##### Data lines

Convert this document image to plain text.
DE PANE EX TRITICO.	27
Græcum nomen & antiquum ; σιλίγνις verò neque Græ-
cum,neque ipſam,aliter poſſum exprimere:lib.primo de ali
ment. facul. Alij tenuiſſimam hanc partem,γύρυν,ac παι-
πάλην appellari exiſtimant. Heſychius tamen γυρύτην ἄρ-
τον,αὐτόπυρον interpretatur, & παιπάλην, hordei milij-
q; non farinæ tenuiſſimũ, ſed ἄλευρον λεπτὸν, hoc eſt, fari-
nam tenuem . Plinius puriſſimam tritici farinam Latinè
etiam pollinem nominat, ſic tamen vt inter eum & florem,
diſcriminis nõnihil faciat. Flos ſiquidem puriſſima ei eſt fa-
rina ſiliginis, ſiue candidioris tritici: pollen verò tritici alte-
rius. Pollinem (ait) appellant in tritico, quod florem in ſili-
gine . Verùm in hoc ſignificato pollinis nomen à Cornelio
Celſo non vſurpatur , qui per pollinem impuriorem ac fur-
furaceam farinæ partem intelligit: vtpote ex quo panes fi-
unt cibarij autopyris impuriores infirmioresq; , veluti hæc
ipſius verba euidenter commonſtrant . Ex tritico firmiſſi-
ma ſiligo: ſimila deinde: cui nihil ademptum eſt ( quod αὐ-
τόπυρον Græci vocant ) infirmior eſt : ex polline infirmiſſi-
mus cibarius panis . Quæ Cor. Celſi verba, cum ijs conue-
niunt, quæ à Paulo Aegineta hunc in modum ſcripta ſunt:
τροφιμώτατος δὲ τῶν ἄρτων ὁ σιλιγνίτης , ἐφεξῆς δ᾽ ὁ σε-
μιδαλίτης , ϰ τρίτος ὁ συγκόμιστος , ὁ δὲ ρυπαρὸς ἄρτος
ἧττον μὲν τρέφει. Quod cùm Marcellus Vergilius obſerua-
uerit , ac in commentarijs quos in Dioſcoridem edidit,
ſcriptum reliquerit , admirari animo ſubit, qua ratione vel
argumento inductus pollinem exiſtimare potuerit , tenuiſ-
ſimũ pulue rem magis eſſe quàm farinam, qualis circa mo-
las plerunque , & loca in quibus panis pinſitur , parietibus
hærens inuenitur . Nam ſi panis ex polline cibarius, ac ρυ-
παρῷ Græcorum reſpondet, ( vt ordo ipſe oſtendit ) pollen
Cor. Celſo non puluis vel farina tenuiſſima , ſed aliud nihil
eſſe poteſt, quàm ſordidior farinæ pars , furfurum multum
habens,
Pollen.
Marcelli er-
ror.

##########

» **Given problem**: Retype every entry word for word.

» **Reply**:
Convert this document image to plain text.
DE PANE EX TRITICO.	27
Græcum nomen & antiquum ; σιλίγνις verò neque Græ-
cum,neque ipſam,aliter poſſum exprimere:lib.primo de ali
ment. facul. Alij tenuiſſimam hanc partem,γύρυν,ac παι-
πάλην appellari exiſtimant. Heſychius tamen γυρύτην ἄρ-
τον,αὐτόπυρον interpretatur, & παιπάλην, hordei milij-
q; non farinæ tenuiſſimũ, ſed ἄλευρον λεπτὸν, hoc eſt, fari-
nam tenuem . Plinius puriſſimam tritici farinam Latinè
etiam pollinem nominat, ſic tamen vt inter eum & florem,
diſcriminis nõnihil faciat. Flos ſiquidem puriſſima ei eſt fa-
rina ſiliginis, ſiue candidioris tritici: pollen verò tritici alte-
rius. Pollinem (ait) appellant in tritico, quod florem in ſili-
gine . Verùm in hoc ſignificato pollinis nomen à Cornelio
Celſo non vſurpatur , qui per pollinem impuriorem ac fur-
furaceam farinæ partem intelligit: vtpote ex quo panes fi-
unt cibarij autopyris impuriores infirmioresq; , veluti hæc
ipſius verba euidenter commonſtrant . Ex tritico firmiſſi-
ma ſiligo: ſimila deinde: cui nihil ademptum eſt ( quod αὐ-
τόπυρον Græci vocant ) infirmior eſt : ex polline infirmiſſi-
mus cibarius panis . Quæ Cor. Celſi verba, cum ijs conue-
niunt, quæ à Paulo Aegineta hunc in modum ſcripta ſunt:
τροφιμώτατος δὲ τῶν ἄρτων ὁ σιλιγνίτης , ἐφεξῆς δ᾽ ὁ σε-
μιδαλίτης , ϰ τρίτος ὁ συγκόμιστος , ὁ δὲ ρυπαρὸς ἄρτος
ἧττον μὲν τρέφει. Quod cùm Marcellus Vergilius obſerua-
uerit , ac in commentarijs quos in Dioſcoridem edidit,
ſcriptum reliquerit , admirari animo ſubit, qua ratione vel
argumento inductus pollinem exiſtimare potuerit , tenuiſ-
ſimũ pulue rem magis eſſe quàm farinam, qualis circa mo-
las plerunque , & loca in quibus panis pinſitur , parietibus
hærens inuenitur . Nam ſi panis ex polline cibarius, ac ρυ-
παρῷ Græcorum reſpondet, ( vt ordo ipſe oſtendit ) pollen
Cor. Celſo non puluis vel farina tenuiſſima , ſed aliud nihil
eſſe poteſt, quàm ſordidior farinæ pars , furfurum multum
habens,
Pollen.
Marcelli er-
ror.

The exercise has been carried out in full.